• RECORDED DATA

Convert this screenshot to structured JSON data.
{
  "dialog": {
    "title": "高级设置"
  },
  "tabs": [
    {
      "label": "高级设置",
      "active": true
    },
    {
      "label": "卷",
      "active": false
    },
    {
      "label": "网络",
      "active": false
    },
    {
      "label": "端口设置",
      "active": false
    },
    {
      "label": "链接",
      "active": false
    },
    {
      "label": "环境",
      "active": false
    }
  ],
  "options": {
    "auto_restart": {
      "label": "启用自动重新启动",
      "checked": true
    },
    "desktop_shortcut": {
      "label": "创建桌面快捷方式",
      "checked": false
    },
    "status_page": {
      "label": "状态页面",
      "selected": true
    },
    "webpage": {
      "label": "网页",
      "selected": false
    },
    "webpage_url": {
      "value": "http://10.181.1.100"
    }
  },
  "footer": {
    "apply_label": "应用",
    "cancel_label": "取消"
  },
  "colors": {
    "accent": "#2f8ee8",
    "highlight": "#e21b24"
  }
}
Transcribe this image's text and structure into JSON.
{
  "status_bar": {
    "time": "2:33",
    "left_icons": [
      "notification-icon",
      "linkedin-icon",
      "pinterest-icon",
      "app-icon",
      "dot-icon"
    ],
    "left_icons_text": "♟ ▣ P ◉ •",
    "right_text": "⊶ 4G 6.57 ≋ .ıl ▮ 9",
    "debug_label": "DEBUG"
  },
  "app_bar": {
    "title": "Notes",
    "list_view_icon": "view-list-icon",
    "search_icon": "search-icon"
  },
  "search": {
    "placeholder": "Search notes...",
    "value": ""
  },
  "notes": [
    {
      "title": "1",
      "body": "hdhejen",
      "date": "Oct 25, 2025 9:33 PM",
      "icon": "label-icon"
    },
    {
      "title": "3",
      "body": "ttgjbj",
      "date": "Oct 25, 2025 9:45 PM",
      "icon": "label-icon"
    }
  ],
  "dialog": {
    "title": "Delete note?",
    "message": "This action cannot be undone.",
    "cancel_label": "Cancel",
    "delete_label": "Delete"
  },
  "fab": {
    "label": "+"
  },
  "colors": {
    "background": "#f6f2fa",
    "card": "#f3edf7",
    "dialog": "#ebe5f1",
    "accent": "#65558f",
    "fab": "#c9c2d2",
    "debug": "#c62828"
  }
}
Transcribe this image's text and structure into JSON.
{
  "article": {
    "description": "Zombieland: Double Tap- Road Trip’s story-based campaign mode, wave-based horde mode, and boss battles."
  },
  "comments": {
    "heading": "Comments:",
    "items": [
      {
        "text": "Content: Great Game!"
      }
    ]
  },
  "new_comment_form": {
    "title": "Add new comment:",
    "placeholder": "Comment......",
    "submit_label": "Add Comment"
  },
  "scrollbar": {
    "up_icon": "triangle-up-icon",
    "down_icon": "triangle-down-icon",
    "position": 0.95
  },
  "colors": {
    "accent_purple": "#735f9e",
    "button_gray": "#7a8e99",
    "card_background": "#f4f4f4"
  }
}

• STATED EXERCISE
Reproduce every record, matching each line exactly.

• RESULT OF THE TASK
Convert this screenshot to structured JSON data.
{
  "dialog": {
    "title": "高级设置"
  },
  "tabs": [
    {
      "label": "高级设置",
      "active": true
    },
    {
      "label": "卷",
      "active": false
    },
    {
      "label": "网络",
      "active": false
    },
    {
      "label": "端口设置",
      "active": false
    },
    {
      "label": "链接",
      "active": false
    },
    {
      "label": "环境",
      "active": false
    }
  ],
  "options": {
    "auto_restart": {
      "label": "启用自动重新启动",
      "checked": true
    },
    "desktop_shortcut": {
      "label": "创建桌面快捷方式",
      "checked": false
    },
    "status_page": {
      "label": "状态页面",
      "selected": true
    },
    "webpage": {
      "label": "网页",
      "selected": false
    },
    "webpage_url": {
      "value": "http://10.181.1.100"
    }
  },
  "footer": {
    "apply_label": "应用",
    "cancel_label": "取消"
  },
  "colors": {
    "accent": "#2f8ee8",
    "highlight": "#e21b24"
  }
}
Transcribe this image's text and structure into JSON.
{
  "status_bar": {
    "time": "2:33",
    "left_icons": [
      "notification-icon",
      "linkedin-icon",
      "pinterest-icon",
      "app-icon",
      "dot-icon"
    ],
    "left_icons_text": "♟ ▣ P ◉ •",
    "right_text": "⊶ 4G 6.57 ≋ .ıl ▮ 9",
    "debug_label": "DEBUG"
  },
  "app_bar": {
    "title": "Notes",
    "list_view_icon": "view-list-icon",
    "search_icon": "search-icon"
  },
  "search": {
    "placeholder": "Search notes...",
    "value": ""
  },
  "notes": [
    {
      "title": "1",
      "body": "hdhejen",
      "date": "Oct 25, 2025 9:33 PM",
      "icon": "label-icon"
    },
    {
      "title": "3",
      "body": "ttgjbj",
      "date": "Oct 25, 2025 9:45 PM",
      "icon": "label-icon"
    }
  ],
  "dialog": {
    "title": "Delete note?",
    "message": "This action cannot be undone.",
    "cancel_label": "Cancel",
    "delete_label": "Delete"
  },
  "fab": {
    "label": "+"
  },
  "colors": {
    "background": "#f6f2fa",
    "card": "#f3edf7",
    "dialog": "#ebe5f1",
    "accent": "#65558f",
    "fab": "#c9c2d2",
    "debug": "#c62828"
  }
}
Transcribe this image's text and structure into JSON.
{
  "article": {
    "description": "Zombieland: Double Tap- Road Trip’s story-based campaign mode, wave-based horde mode, and boss battles."
  },
  "comments": {
    "heading": "Comments:",
    "items": [
      {
        "text": "Content: Great Game!"
      }
    ]
  },
  "new_comment_form": {
    "title": "Add new comment:",
    "placeholder": "Comment......",
    "submit_label": "Add Comment"
  },
  "scrollbar": {
    "up_icon": "triangle-up-icon",
    "down_icon": "triangle-down-icon",
    "position": 0.95
  },
  "colors": {
    "accent_purple": "#735f9e",
    "button_gray": "#7a8e99",
    "card_background": "#f4f4f4"
  }
}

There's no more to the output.